Records from a data collection
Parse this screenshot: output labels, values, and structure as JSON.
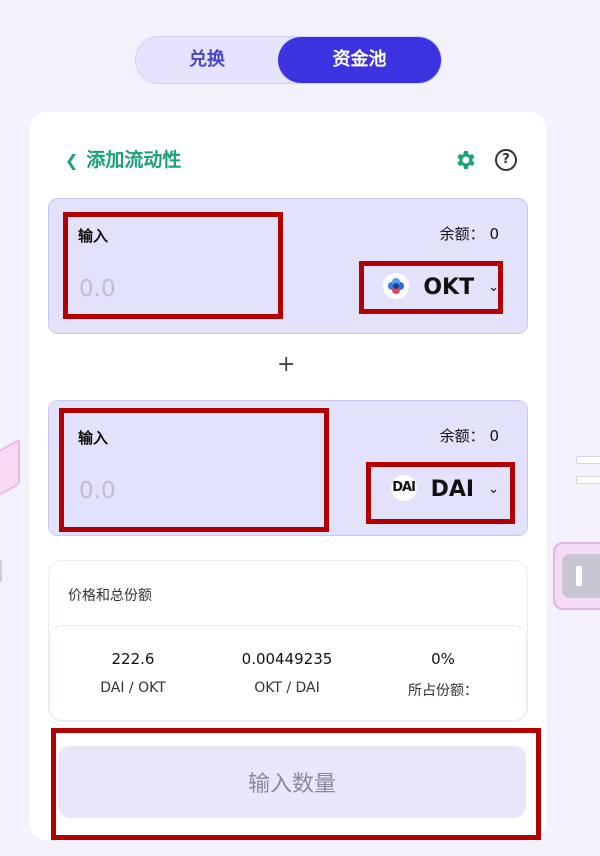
{
  "tabs": {
    "exchange": "兑换",
    "pool": "资金池"
  },
  "header": {
    "back_label": "添加流动性"
  },
  "input_a": {
    "label": "输入",
    "balance_label": "余额：",
    "balance_value": "0",
    "placeholder": "0.0",
    "token": "OKT"
  },
  "plus_sign": "+",
  "input_b": {
    "label": "输入",
    "balance_label": "余额：",
    "balance_value": "0",
    "placeholder": "0.0",
    "token": "DAI",
    "token_logo_text": "DAI"
  },
  "price": {
    "title": "价格和总份额",
    "stats": [
      {
        "value": "222.6",
        "unit": "DAI / OKT"
      },
      {
        "value": "0.00449235",
        "unit": "OKT / DAI"
      },
      {
        "value": "0%",
        "unit": "所占份额："
      }
    ]
  },
  "submit_label": "输入数量",
  "colors": {
    "accent": "#3b33e0",
    "brand_green": "#1aa07a",
    "annotation": "#b30000"
  },
  "icons": [
    "chevron-left-icon",
    "gear-icon",
    "help-icon",
    "okt-token-icon",
    "dai-token-icon",
    "chevron-down-icon"
  ]
}
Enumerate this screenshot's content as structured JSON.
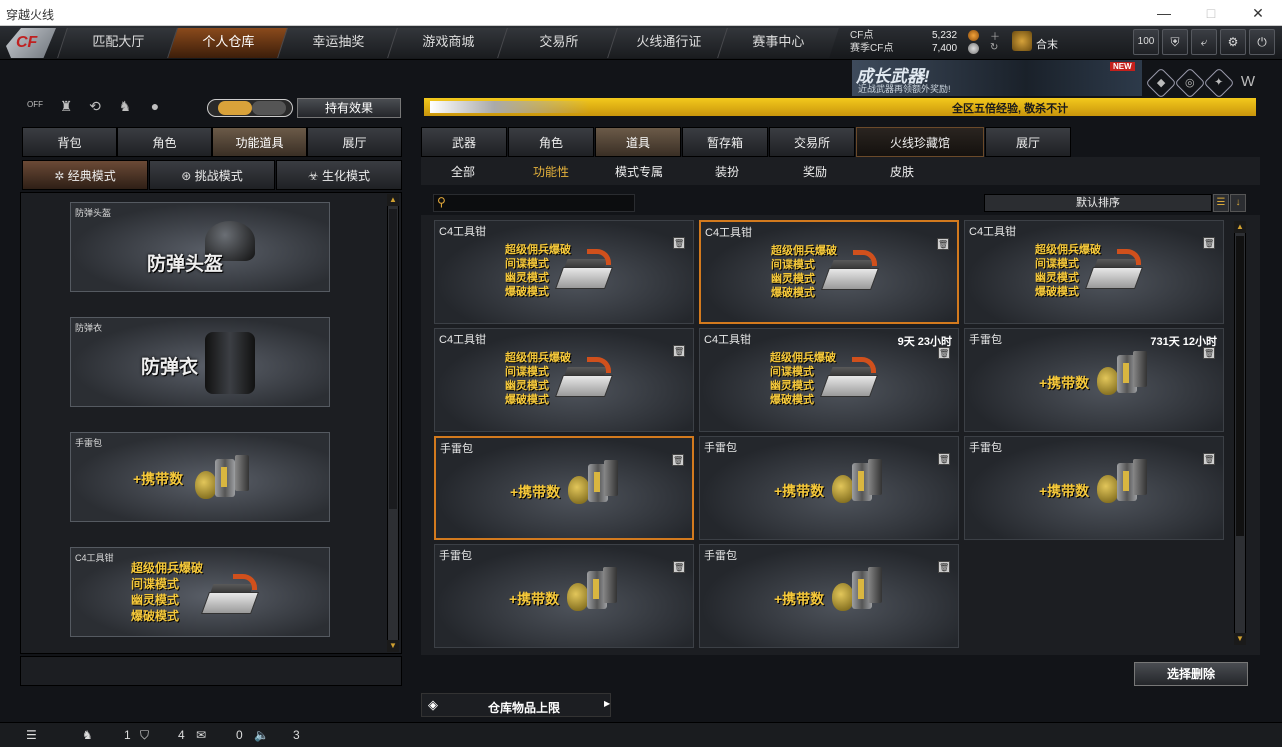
{
  "window": {
    "title": "穿越火线",
    "minimize": "—",
    "maximize": "□",
    "close": "✕"
  },
  "logo": "CF",
  "nav": [
    "匹配大厅",
    "个人仓库",
    "幸运抽奖",
    "游戏商城",
    "交易所",
    "火线通行证",
    "赛事中心"
  ],
  "nav_active": 1,
  "currency": {
    "cf_label": "CF点",
    "cf_value": "5,232",
    "match_label": "赛季CF点",
    "match_value": "7,400"
  },
  "user": {
    "name": "合末"
  },
  "top_buttons": [
    "100",
    "⛨",
    "⤶",
    "⚙",
    "⏻"
  ],
  "banner": {
    "title": "成长武器!",
    "subtitle": "近战武器再领额外奖励!",
    "badge": "NEW"
  },
  "left_toolbar": {
    "off_label": "OFF",
    "effect_button": "持有效果"
  },
  "gold_banner": {
    "message": "全区五倍经验, 敬杀不计"
  },
  "left_tabs": [
    "背包",
    "角色",
    "功能道具",
    "展厅"
  ],
  "left_tab_active": 2,
  "mode_tabs": [
    "经典模式",
    "挑战模式",
    "生化模式"
  ],
  "mode_tab_active": 0,
  "left_items": [
    {
      "name": "防弹头盔",
      "label": "防弹头盔"
    },
    {
      "name": "防弹衣",
      "label": "防弹衣"
    },
    {
      "name": "手雷包",
      "label": "+携带数"
    },
    {
      "name": "C4工具钳",
      "modes": [
        "超级佣兵爆破",
        "间谍模式",
        "幽灵模式",
        "爆破模式"
      ]
    }
  ],
  "right_tabs": [
    "武器",
    "角色",
    "道具",
    "暂存箱",
    "交易所",
    "火线珍藏馆",
    "展厅"
  ],
  "right_tab_active": 2,
  "categories": [
    "全部",
    "功能性",
    "模式专属",
    "装扮",
    "奖励",
    "皮肤"
  ],
  "category_active": 1,
  "sort": {
    "label": "默认排序"
  },
  "items": [
    {
      "name": "C4工具钳",
      "type": "c4",
      "time": ""
    },
    {
      "name": "C4工具钳",
      "type": "c4",
      "time": ""
    },
    {
      "name": "C4工具钳",
      "type": "c4",
      "time": ""
    },
    {
      "name": "C4工具钳",
      "type": "c4",
      "time": ""
    },
    {
      "name": "C4工具钳",
      "type": "c4",
      "time": "9天 23小时"
    },
    {
      "name": "手雷包",
      "type": "nade",
      "time": "731天 12小时"
    },
    {
      "name": "手雷包",
      "type": "nade",
      "time": ""
    },
    {
      "name": "手雷包",
      "type": "nade",
      "time": ""
    },
    {
      "name": "手雷包",
      "type": "nade",
      "time": ""
    },
    {
      "name": "手雷包",
      "type": "nade",
      "time": ""
    },
    {
      "name": "手雷包",
      "type": "nade",
      "time": ""
    }
  ],
  "c4_modes": [
    "超级佣兵爆破",
    "间谍模式",
    "幽灵模式",
    "爆破模式"
  ],
  "carry_label": "+携带数",
  "delete_button": "选择删除",
  "storage_label": "仓库物品上限",
  "status": {
    "friends": "1",
    "clan": "4",
    "chat": "0",
    "sound": "3"
  }
}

== Problem statement ==
Repeat the records in full, exactly as they appear, without the pictures.

== Completed exercise ==
Parse this screenshot: output labels, values, and structure as JSON.
{
  "tabs": {
    "exchange": "兑换",
    "pool": "资金池"
  },
  "header": {
    "back_label": "添加流动性"
  },
  "input_a": {
    "label": "输入",
    "balance_label": "余额：",
    "balance_value": "0",
    "placeholder": "0.0",
    "token": "OKT"
  },
  "plus_sign": "+",
  "input_b": {
    "label": "输入",
    "balance_label": "余额：",
    "balance_value": "0",
    "placeholder": "0.0",
    "token": "DAI",
    "token_logo_text": "DAI"
  },
  "price": {
    "title": "价格和总份额",
    "stats": [
      {
        "value": "222.6",
        "unit": "DAI / OKT"
      },
      {
        "value": "0.00449235",
        "unit": "OKT / DAI"
      },
      {
        "value": "0%",
        "unit": "所占份额："
      }
    ]
  },
  "submit_label": "输入数量",
  "colors": {
    "accent": "#3b33e0",
    "brand_green": "#1aa07a",
    "annotation": "#b30000"
  },
  "icons": [
    "chevron-left-icon",
    "gear-icon",
    "help-icon",
    "okt-token-icon",
    "dai-token-icon",
    "chevron-down-icon"
  ]
}
Enumerate this screenshot's content as structured JSON.
{
  "window": {
    "title": "穿越火线",
    "minimize": "—",
    "maximize": "□",
    "close": "✕"
  },
  "logo": "CF",
  "nav": [
    "匹配大厅",
    "个人仓库",
    "幸运抽奖",
    "游戏商城",
    "交易所",
    "火线通行证",
    "赛事中心"
  ],
  "nav_active": 1,
  "currency": {
    "cf_label": "CF点",
    "cf_value": "5,232",
    "match_label": "赛季CF点",
    "match_value": "7,400"
  },
  "user": {
    "name": "合末"
  },
  "top_buttons": [
    "100",
    "⛨",
    "⤶",
    "⚙",
    "⏻"
  ],
  "banner": {
    "title": "成长武器!",
    "subtitle": "近战武器再领额外奖励!",
    "badge": "NEW"
  },
  "left_toolbar": {
    "off_label": "OFF",
    "effect_button": "持有效果"
  },
  "gold_banner": {
    "message": "全区五倍经验, 敬杀不计"
  },
  "left_tabs": [
    "背包",
    "角色",
    "功能道具",
    "展厅"
  ],
  "left_tab_active": 2,
  "mode_tabs": [
    "经典模式",
    "挑战模式",
    "生化模式"
  ],
  "mode_tab_active": 0,
  "left_items": [
    {
      "name": "防弹头盔",
      "label": "防弹头盔"
    },
    {
      "name": "防弹衣",
      "label": "防弹衣"
    },
    {
      "name": "手雷包",
      "label": "+携带数"
    },
    {
      "name": "C4工具钳",
      "modes": [
        "超级佣兵爆破",
        "间谍模式",
        "幽灵模式",
        "爆破模式"
      ]
    }
  ],
  "right_tabs": [
    "武器",
    "角色",
    "道具",
    "暂存箱",
    "交易所",
    "火线珍藏馆",
    "展厅"
  ],
  "right_tab_active": 2,
  "categories": [
    "全部",
    "功能性",
    "模式专属",
    "装扮",
    "奖励",
    "皮肤"
  ],
  "category_active": 1,
  "sort": {
    "label": "默认排序"
  },
  "items": [
    {
      "name": "C4工具钳",
      "type": "c4",
      "time": ""
    },
    {
      "name": "C4工具钳",
      "type": "c4",
      "time": ""
    },
    {
      "name": "C4工具钳",
      "type": "c4",
      "time": ""
    },
    {
      "name": "C4工具钳",
      "type": "c4",
      "time": ""
    },
    {
      "name": "C4工具钳",
      "type": "c4",
      "time": "9天 23小时"
    },
    {
      "name": "手雷包",
      "type": "nade",
      "time": "731天 12小时"
    },
    {
      "name": "手雷包",
      "type": "nade",
      "time": ""
    },
    {
      "name": "手雷包",
      "type": "nade",
      "time": ""
    },
    {
      "name": "手雷包",
      "type": "nade",
      "time": ""
    },
    {
      "name": "手雷包",
      "type": "nade",
      "time": ""
    },
    {
      "name": "手雷包",
      "type": "nade",
      "time": ""
    }
  ],
  "c4_modes": [
    "超级佣兵爆破",
    "间谍模式",
    "幽灵模式",
    "爆破模式"
  ],
  "carry_label": "+携带数",
  "delete_button": "选择删除",
  "storage_label": "仓库物品上限",
  "status": {
    "friends": "1",
    "clan": "4",
    "chat": "0",
    "sound": "3"
  }
}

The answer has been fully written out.